_AIM_. Identify each line below that contains the word "title", and copy it out.

++++ ROWS

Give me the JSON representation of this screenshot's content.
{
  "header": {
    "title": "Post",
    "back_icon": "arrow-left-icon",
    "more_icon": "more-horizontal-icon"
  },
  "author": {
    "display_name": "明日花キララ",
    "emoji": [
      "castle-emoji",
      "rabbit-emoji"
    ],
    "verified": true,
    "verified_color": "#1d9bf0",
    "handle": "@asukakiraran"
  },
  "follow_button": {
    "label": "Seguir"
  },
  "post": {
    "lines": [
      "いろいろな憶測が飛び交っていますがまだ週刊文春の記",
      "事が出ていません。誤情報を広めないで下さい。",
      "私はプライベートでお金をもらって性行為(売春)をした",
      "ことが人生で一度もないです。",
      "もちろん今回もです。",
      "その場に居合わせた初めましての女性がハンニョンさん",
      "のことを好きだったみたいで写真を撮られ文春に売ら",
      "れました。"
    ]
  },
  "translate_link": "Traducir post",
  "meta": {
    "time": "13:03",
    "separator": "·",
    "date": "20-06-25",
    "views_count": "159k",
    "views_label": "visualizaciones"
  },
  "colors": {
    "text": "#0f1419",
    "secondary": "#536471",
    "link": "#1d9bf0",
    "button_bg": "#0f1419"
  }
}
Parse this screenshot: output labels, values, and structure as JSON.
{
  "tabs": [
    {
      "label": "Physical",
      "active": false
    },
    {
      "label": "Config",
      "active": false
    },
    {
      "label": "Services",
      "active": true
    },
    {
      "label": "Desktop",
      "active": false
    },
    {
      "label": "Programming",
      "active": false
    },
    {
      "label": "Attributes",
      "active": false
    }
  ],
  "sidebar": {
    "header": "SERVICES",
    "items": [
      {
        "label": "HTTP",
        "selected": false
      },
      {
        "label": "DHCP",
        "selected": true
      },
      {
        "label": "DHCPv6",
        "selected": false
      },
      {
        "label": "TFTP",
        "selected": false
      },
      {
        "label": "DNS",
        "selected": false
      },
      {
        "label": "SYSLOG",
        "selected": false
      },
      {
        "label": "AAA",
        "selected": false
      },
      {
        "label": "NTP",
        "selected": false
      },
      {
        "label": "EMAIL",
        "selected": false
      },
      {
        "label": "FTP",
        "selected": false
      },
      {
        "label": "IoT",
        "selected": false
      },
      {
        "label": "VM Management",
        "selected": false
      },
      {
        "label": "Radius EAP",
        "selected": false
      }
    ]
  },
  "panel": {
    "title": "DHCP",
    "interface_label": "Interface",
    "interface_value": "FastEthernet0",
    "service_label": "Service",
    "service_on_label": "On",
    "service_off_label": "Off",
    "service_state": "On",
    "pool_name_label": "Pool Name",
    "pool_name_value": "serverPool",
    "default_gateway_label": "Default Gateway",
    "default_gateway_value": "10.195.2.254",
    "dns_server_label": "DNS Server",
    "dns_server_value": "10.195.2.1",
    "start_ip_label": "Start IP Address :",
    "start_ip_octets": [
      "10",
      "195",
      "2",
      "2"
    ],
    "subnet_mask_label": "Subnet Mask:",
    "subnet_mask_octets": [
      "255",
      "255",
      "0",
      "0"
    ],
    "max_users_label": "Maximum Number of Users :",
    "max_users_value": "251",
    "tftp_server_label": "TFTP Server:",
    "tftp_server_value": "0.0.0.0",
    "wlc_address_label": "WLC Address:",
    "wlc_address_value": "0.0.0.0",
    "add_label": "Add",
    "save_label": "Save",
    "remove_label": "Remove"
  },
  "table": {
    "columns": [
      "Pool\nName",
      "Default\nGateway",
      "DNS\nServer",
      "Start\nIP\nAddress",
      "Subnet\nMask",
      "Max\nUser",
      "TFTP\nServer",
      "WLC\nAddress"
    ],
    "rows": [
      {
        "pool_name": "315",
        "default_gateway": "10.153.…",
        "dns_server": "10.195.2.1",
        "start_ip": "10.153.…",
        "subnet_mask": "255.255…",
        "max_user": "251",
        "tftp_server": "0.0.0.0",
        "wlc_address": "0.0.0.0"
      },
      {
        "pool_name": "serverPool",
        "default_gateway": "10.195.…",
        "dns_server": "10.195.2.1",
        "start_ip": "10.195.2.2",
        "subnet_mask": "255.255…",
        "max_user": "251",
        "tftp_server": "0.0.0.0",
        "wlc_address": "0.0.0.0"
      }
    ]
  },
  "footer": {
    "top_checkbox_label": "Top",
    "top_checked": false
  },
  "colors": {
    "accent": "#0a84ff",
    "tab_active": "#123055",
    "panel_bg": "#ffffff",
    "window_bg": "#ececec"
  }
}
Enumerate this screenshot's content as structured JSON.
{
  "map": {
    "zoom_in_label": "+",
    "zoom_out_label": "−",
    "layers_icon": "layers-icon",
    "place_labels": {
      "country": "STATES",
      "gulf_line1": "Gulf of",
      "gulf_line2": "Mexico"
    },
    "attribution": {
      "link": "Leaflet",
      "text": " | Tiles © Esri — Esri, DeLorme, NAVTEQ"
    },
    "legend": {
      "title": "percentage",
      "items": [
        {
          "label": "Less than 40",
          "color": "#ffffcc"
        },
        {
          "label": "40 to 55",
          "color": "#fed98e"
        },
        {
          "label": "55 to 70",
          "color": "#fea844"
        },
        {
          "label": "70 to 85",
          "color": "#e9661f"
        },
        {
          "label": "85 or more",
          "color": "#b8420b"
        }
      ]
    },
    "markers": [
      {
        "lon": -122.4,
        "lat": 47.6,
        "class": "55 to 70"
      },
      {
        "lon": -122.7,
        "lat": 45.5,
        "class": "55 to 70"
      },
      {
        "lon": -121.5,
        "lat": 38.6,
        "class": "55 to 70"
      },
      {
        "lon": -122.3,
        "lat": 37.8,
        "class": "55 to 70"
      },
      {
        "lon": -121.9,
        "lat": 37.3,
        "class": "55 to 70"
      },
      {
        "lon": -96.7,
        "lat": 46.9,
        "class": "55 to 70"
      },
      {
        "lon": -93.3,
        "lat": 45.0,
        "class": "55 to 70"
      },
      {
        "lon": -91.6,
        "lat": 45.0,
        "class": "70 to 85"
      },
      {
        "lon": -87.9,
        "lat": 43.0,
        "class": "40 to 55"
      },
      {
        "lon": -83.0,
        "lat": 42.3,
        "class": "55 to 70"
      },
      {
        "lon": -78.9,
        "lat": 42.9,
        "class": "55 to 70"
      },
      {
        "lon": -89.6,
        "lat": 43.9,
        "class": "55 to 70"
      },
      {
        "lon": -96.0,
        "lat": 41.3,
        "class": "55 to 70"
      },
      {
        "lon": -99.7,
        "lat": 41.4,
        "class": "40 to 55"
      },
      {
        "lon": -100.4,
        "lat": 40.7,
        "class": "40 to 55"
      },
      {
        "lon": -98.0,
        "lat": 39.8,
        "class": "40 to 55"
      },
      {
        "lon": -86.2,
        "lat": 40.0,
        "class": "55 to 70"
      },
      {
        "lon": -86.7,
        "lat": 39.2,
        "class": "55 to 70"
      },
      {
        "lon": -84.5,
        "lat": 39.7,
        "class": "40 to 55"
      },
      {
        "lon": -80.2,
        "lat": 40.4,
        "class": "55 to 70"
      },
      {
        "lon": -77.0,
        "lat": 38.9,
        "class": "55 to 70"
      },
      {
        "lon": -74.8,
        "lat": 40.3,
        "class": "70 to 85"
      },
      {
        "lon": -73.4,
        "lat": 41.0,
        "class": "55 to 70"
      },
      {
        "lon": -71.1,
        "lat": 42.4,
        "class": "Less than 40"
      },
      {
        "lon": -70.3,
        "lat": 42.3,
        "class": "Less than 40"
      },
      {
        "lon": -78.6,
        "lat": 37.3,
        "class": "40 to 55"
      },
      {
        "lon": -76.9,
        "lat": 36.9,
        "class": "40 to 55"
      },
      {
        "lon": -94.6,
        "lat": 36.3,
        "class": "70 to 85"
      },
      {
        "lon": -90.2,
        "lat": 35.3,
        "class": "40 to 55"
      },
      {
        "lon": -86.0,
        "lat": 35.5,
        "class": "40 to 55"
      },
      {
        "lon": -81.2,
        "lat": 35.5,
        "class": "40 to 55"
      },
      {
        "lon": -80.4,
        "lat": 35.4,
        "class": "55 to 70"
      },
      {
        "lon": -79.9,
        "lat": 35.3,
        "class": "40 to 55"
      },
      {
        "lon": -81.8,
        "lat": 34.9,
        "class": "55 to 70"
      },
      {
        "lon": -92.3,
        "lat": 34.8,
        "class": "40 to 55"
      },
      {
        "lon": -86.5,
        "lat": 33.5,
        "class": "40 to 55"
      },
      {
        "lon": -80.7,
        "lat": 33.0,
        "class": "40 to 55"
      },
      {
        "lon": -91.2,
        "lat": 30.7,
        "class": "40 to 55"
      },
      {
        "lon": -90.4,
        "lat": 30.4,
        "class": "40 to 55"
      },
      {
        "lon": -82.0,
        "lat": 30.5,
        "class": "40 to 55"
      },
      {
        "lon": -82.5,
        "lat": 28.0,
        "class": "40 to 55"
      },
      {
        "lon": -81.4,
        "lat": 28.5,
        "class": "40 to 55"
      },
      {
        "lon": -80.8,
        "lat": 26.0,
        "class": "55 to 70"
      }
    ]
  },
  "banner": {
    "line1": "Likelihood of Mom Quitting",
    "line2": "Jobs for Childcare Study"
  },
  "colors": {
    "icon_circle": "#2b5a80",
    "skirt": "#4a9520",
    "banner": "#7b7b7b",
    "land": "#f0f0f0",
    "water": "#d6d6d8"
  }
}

++++++++

_CORRECT RESPONSE_.
    "title": "Post",
    "title": "DHCP",
      "title": "percentage",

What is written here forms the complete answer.